»»

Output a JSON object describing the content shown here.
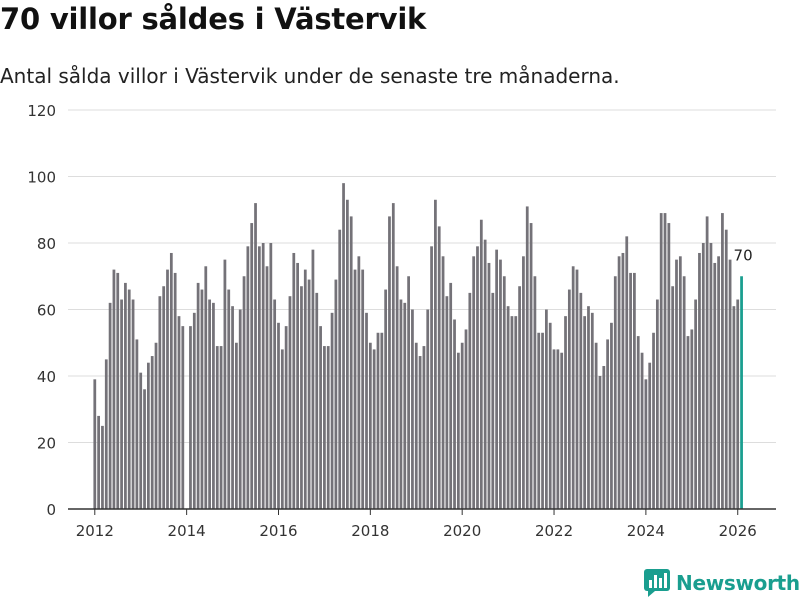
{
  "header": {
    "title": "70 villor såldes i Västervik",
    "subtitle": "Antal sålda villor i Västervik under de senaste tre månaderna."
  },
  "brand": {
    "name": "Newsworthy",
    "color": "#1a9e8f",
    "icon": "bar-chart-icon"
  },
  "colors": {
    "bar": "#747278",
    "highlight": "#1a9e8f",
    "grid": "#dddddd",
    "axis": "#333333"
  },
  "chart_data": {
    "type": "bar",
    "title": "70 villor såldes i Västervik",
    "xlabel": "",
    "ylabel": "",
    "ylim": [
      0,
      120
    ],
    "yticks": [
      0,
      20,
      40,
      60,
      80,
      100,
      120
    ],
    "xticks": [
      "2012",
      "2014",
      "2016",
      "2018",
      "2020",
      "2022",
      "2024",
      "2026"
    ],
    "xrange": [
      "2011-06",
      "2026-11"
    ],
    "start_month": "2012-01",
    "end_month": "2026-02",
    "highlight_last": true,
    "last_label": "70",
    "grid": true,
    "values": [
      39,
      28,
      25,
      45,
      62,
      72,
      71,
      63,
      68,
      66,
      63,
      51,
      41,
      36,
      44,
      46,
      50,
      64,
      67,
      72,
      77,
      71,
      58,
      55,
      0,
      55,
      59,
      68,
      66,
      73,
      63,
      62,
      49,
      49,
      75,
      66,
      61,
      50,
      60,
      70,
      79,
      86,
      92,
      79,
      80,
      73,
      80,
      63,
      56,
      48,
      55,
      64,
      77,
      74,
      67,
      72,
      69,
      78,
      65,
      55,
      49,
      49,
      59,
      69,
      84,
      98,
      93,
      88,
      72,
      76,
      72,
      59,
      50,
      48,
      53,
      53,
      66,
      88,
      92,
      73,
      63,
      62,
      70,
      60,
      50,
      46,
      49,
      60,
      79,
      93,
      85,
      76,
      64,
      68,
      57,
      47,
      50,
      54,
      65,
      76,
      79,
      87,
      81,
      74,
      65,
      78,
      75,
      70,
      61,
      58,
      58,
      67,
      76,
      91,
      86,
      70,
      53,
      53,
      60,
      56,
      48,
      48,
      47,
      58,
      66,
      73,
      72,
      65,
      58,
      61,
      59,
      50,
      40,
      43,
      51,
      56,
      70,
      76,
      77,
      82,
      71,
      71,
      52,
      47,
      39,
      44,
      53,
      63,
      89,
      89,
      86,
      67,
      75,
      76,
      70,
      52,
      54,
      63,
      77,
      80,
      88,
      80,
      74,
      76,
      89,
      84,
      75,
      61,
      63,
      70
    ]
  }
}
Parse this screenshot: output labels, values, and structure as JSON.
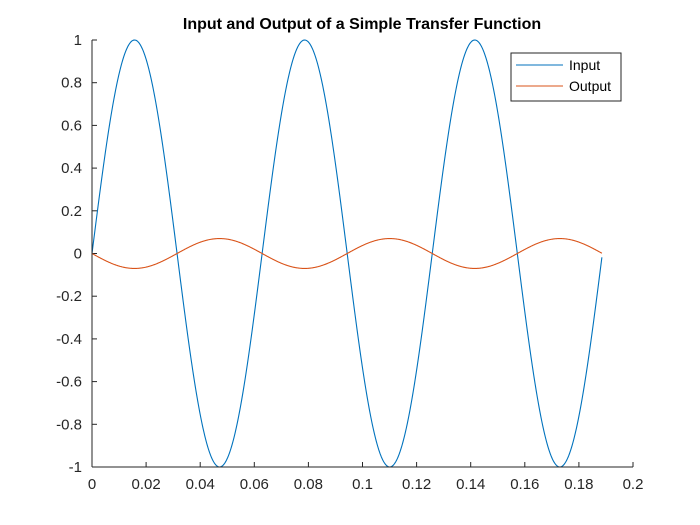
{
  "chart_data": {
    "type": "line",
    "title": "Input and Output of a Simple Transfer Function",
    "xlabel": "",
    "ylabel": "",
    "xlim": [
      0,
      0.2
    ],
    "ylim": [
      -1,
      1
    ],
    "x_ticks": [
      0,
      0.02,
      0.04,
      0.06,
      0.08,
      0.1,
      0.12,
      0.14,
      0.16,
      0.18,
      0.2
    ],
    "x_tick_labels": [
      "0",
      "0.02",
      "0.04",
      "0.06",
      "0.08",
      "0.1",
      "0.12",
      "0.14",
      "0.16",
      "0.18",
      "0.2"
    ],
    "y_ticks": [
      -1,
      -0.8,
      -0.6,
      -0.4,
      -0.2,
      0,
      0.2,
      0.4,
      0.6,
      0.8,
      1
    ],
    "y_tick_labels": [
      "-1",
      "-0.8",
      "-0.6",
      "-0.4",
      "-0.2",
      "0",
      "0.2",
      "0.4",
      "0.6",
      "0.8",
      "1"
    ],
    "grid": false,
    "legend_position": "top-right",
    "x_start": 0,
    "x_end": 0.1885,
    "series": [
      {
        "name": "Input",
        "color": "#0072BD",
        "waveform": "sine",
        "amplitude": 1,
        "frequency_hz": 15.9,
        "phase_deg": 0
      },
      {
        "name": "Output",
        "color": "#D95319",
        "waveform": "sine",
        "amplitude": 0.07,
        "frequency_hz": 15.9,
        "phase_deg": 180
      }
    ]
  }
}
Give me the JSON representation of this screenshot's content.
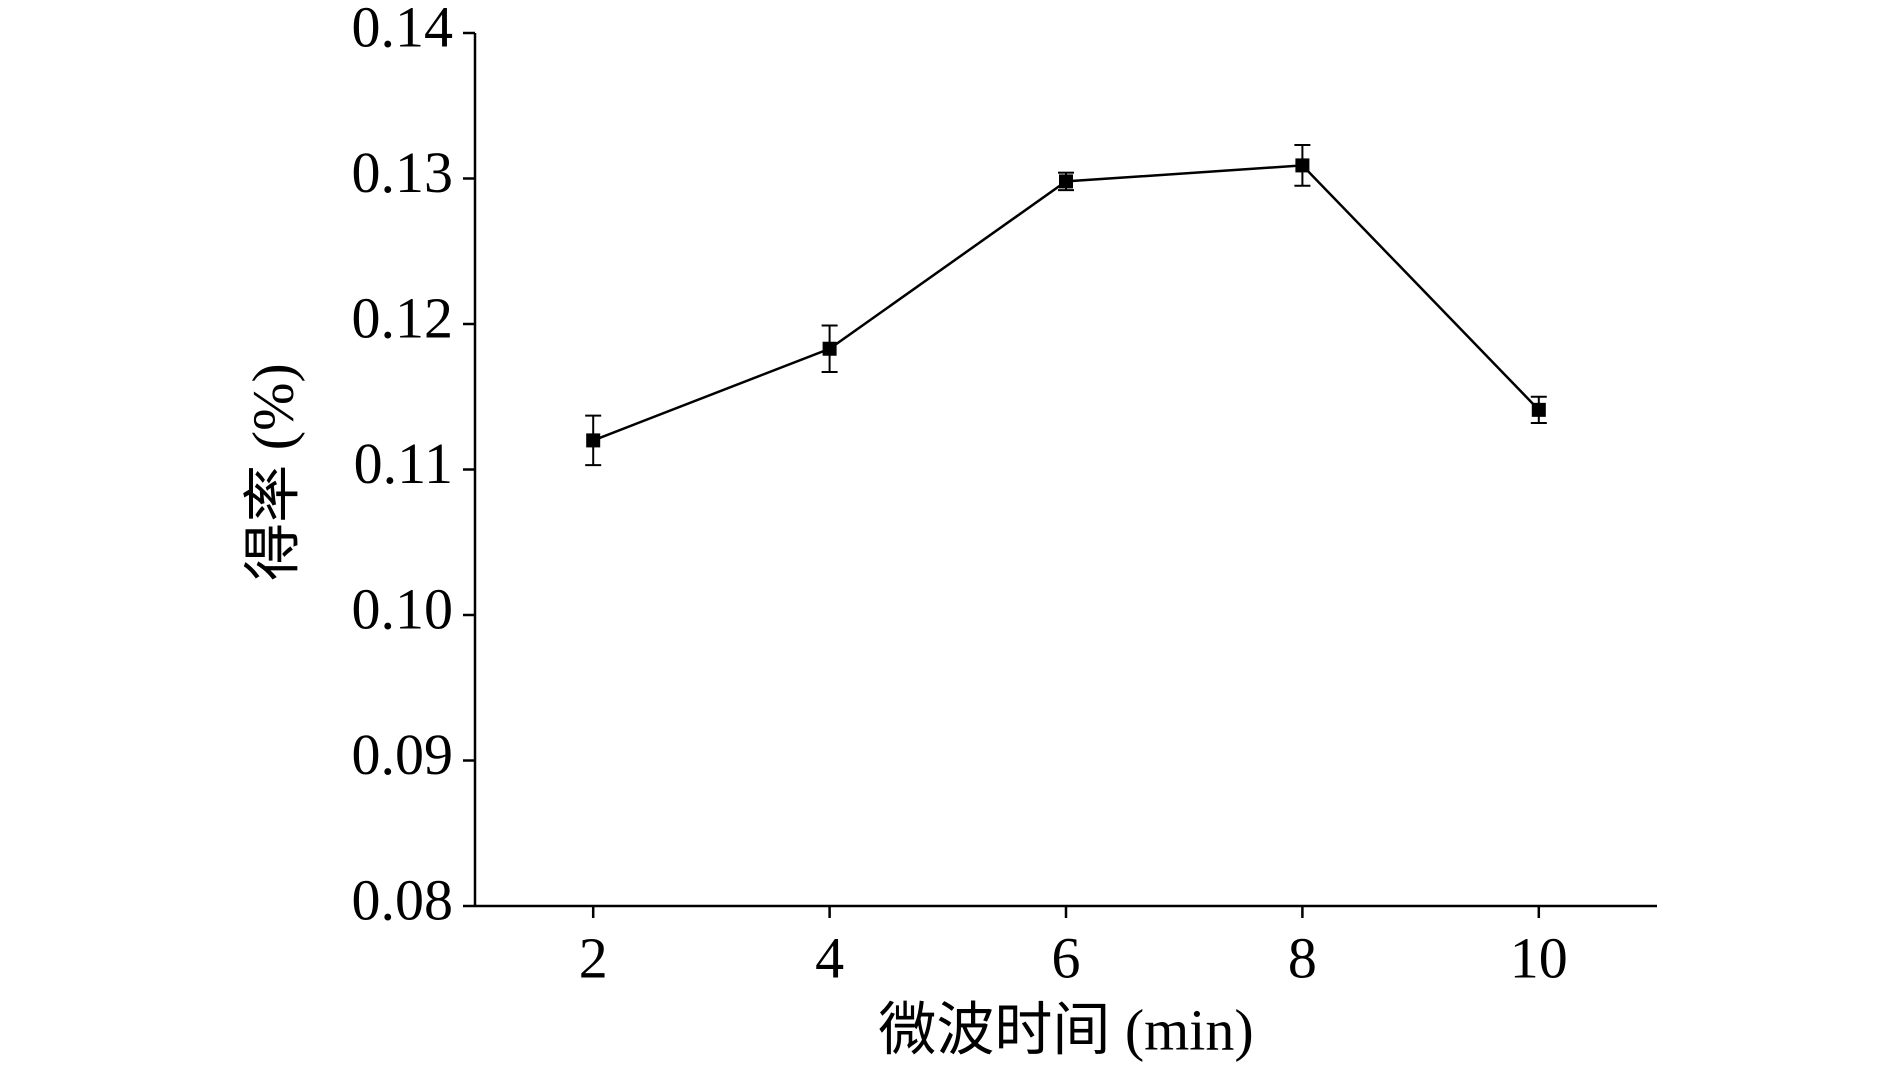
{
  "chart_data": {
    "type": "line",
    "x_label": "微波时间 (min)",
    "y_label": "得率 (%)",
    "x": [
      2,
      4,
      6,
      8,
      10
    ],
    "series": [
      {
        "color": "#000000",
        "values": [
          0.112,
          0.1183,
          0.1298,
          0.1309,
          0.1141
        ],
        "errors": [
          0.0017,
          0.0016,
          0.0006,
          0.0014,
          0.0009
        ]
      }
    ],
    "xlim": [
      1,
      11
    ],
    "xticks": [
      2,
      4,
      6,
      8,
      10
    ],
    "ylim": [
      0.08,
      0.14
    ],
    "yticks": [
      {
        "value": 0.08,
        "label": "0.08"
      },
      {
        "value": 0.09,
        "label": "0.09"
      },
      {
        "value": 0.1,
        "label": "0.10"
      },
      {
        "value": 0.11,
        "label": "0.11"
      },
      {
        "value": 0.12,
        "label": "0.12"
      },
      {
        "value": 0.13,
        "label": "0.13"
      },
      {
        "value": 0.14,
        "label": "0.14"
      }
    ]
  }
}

««
»»

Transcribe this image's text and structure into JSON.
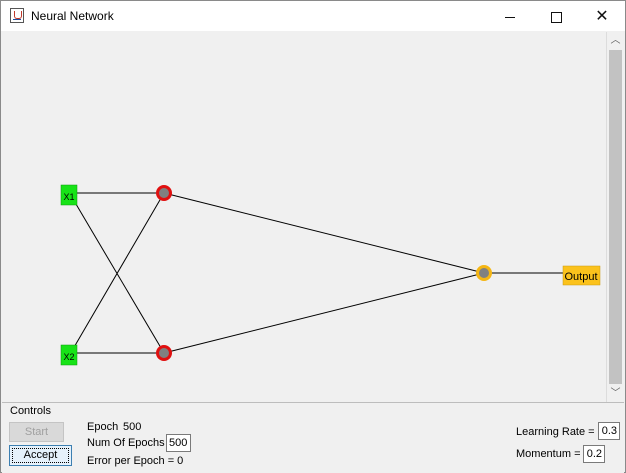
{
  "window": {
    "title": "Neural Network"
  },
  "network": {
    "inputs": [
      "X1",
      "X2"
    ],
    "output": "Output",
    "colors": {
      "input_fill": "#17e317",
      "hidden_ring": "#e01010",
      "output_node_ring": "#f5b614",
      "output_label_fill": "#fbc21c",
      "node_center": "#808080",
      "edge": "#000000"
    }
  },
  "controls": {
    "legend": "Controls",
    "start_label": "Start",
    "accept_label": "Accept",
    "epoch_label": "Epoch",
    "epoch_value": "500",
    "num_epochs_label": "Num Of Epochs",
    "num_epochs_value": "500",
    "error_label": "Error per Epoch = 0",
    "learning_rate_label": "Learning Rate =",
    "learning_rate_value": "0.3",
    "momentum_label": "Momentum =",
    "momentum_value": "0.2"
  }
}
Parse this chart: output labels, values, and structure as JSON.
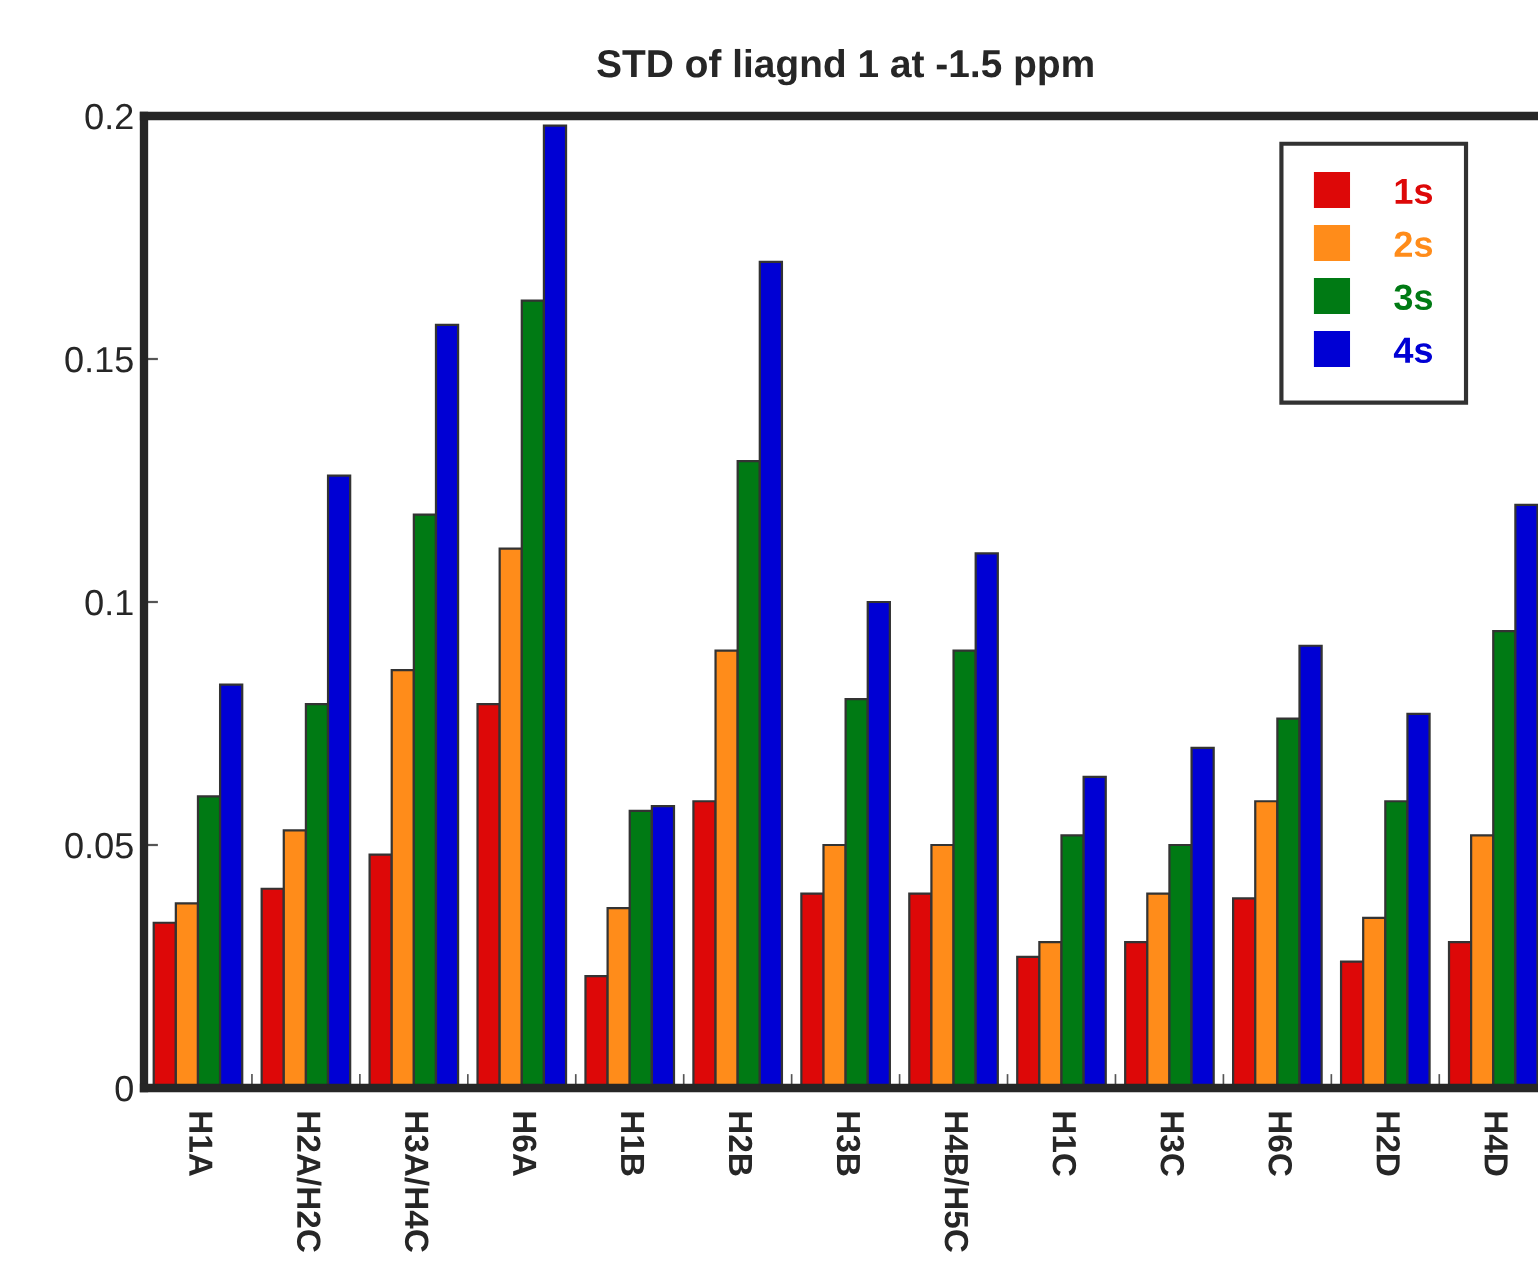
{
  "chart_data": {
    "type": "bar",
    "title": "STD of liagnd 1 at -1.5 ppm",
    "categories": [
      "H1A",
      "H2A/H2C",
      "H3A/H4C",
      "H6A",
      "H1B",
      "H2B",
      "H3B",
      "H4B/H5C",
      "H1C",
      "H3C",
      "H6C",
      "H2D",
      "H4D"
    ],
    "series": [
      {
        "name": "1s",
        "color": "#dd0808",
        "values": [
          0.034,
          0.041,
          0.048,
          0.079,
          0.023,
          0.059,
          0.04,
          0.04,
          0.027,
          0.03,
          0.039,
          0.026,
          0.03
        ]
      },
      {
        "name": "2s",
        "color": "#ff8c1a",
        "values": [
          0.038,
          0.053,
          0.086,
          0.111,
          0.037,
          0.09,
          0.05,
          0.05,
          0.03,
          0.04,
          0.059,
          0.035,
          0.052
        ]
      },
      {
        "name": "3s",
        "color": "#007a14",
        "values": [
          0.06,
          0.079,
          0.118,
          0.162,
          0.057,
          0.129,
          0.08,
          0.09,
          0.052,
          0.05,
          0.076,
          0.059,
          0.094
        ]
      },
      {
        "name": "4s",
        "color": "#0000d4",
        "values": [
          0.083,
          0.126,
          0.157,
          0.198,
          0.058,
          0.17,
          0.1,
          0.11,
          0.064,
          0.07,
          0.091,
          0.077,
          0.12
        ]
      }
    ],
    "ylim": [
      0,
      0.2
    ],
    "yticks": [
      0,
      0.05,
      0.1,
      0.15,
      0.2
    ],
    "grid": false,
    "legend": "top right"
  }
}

««

• Do this:
Out of the preceding entries, pull every line containing the string "grid".

• Written response:
    "grid": "#dddddd",
    "grid": true,
    "grid": false,
    "grid": false,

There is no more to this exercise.